-- START --
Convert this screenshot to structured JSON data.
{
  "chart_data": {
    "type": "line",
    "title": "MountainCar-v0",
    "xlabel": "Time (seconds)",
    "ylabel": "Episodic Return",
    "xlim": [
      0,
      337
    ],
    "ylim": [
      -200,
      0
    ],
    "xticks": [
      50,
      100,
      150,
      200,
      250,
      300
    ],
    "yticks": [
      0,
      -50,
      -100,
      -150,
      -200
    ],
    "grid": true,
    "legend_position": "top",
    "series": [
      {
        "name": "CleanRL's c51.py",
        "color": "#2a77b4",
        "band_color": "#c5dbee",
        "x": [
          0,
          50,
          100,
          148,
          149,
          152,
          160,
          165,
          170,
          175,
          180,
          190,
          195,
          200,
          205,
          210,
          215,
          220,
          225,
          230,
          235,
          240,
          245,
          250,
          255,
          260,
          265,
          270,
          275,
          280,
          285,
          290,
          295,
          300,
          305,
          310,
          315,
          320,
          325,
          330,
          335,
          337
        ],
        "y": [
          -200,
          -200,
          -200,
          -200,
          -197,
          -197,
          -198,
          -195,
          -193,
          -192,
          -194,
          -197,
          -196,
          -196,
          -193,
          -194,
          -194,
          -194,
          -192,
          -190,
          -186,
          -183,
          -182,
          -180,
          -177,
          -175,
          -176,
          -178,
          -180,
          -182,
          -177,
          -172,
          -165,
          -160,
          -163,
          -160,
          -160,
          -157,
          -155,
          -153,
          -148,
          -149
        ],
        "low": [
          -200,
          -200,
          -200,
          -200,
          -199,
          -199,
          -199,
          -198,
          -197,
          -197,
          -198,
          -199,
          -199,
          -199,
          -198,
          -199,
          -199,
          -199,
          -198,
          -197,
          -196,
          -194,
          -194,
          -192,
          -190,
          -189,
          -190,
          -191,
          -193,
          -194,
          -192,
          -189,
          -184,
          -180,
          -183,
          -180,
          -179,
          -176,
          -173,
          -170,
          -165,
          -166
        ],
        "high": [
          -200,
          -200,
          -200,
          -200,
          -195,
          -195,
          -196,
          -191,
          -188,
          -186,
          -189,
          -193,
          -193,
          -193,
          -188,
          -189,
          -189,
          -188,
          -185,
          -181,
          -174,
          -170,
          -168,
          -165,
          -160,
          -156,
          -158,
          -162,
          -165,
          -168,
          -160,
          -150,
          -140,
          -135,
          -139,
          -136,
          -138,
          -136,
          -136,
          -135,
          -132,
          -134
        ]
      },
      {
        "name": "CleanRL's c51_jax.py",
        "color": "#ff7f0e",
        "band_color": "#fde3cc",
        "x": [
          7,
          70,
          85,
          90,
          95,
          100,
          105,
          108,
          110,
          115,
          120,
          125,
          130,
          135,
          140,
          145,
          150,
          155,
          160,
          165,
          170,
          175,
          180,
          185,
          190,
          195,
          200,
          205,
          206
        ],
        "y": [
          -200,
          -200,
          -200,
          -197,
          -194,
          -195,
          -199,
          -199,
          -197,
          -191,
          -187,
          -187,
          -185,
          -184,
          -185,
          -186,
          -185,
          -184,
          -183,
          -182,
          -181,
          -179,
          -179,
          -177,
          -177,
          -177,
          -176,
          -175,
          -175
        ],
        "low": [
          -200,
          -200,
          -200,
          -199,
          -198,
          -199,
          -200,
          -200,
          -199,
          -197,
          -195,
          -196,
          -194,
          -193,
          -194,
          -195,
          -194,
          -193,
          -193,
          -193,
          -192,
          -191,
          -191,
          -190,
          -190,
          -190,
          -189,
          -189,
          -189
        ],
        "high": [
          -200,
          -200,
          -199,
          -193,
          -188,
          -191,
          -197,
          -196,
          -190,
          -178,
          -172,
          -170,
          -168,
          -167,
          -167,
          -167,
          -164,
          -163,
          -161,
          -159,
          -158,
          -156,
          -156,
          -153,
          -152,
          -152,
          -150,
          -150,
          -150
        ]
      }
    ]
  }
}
-- END --
### DIRECTIVE
Write the material out exactly, with nothing left out.

### OUTPUT
Convert this screenshot to structured JSON data.
{
  "chart_data": {
    "type": "line",
    "title": "MountainCar-v0",
    "xlabel": "Time (seconds)",
    "ylabel": "Episodic Return",
    "xlim": [
      0,
      337
    ],
    "ylim": [
      -200,
      0
    ],
    "xticks": [
      50,
      100,
      150,
      200,
      250,
      300
    ],
    "yticks": [
      0,
      -50,
      -100,
      -150,
      -200
    ],
    "grid": true,
    "legend_position": "top",
    "series": [
      {
        "name": "CleanRL's c51.py",
        "color": "#2a77b4",
        "band_color": "#c5dbee",
        "x": [
          0,
          50,
          100,
          148,
          149,
          152,
          160,
          165,
          170,
          175,
          180,
          190,
          195,
          200,
          205,
          210,
          215,
          220,
          225,
          230,
          235,
          240,
          245,
          250,
          255,
          260,
          265,
          270,
          275,
          280,
          285,
          290,
          295,
          300,
          305,
          310,
          315,
          320,
          325,
          330,
          335,
          337
        ],
        "y": [
          -200,
          -200,
          -200,
          -200,
          -197,
          -197,
          -198,
          -195,
          -193,
          -192,
          -194,
          -197,
          -196,
          -196,
          -193,
          -194,
          -194,
          -194,
          -192,
          -190,
          -186,
          -183,
          -182,
          -180,
          -177,
          -175,
          -176,
          -178,
          -180,
          -182,
          -177,
          -172,
          -165,
          -160,
          -163,
          -160,
          -160,
          -157,
          -155,
          -153,
          -148,
          -149
        ],
        "low": [
          -200,
          -200,
          -200,
          -200,
          -199,
          -199,
          -199,
          -198,
          -197,
          -197,
          -198,
          -199,
          -199,
          -199,
          -198,
          -199,
          -199,
          -199,
          -198,
          -197,
          -196,
          -194,
          -194,
          -192,
          -190,
          -189,
          -190,
          -191,
          -193,
          -194,
          -192,
          -189,
          -184,
          -180,
          -183,
          -180,
          -179,
          -176,
          -173,
          -170,
          -165,
          -166
        ],
        "high": [
          -200,
          -200,
          -200,
          -200,
          -195,
          -195,
          -196,
          -191,
          -188,
          -186,
          -189,
          -193,
          -193,
          -193,
          -188,
          -189,
          -189,
          -188,
          -185,
          -181,
          -174,
          -170,
          -168,
          -165,
          -160,
          -156,
          -158,
          -162,
          -165,
          -168,
          -160,
          -150,
          -140,
          -135,
          -139,
          -136,
          -138,
          -136,
          -136,
          -135,
          -132,
          -134
        ]
      },
      {
        "name": "CleanRL's c51_jax.py",
        "color": "#ff7f0e",
        "band_color": "#fde3cc",
        "x": [
          7,
          70,
          85,
          90,
          95,
          100,
          105,
          108,
          110,
          115,
          120,
          125,
          130,
          135,
          140,
          145,
          150,
          155,
          160,
          165,
          170,
          175,
          180,
          185,
          190,
          195,
          200,
          205,
          206
        ],
        "y": [
          -200,
          -200,
          -200,
          -197,
          -194,
          -195,
          -199,
          -199,
          -197,
          -191,
          -187,
          -187,
          -185,
          -184,
          -185,
          -186,
          -185,
          -184,
          -183,
          -182,
          -181,
          -179,
          -179,
          -177,
          -177,
          -177,
          -176,
          -175,
          -175
        ],
        "low": [
          -200,
          -200,
          -200,
          -199,
          -198,
          -199,
          -200,
          -200,
          -199,
          -197,
          -195,
          -196,
          -194,
          -193,
          -194,
          -195,
          -194,
          -193,
          -193,
          -193,
          -192,
          -191,
          -191,
          -190,
          -190,
          -190,
          -189,
          -189,
          -189
        ],
        "high": [
          -200,
          -200,
          -199,
          -193,
          -188,
          -191,
          -197,
          -196,
          -190,
          -178,
          -172,
          -170,
          -168,
          -167,
          -167,
          -167,
          -164,
          -163,
          -161,
          -159,
          -158,
          -156,
          -156,
          -153,
          -152,
          -152,
          -150,
          -150,
          -150
        ]
      }
    ]
  }
}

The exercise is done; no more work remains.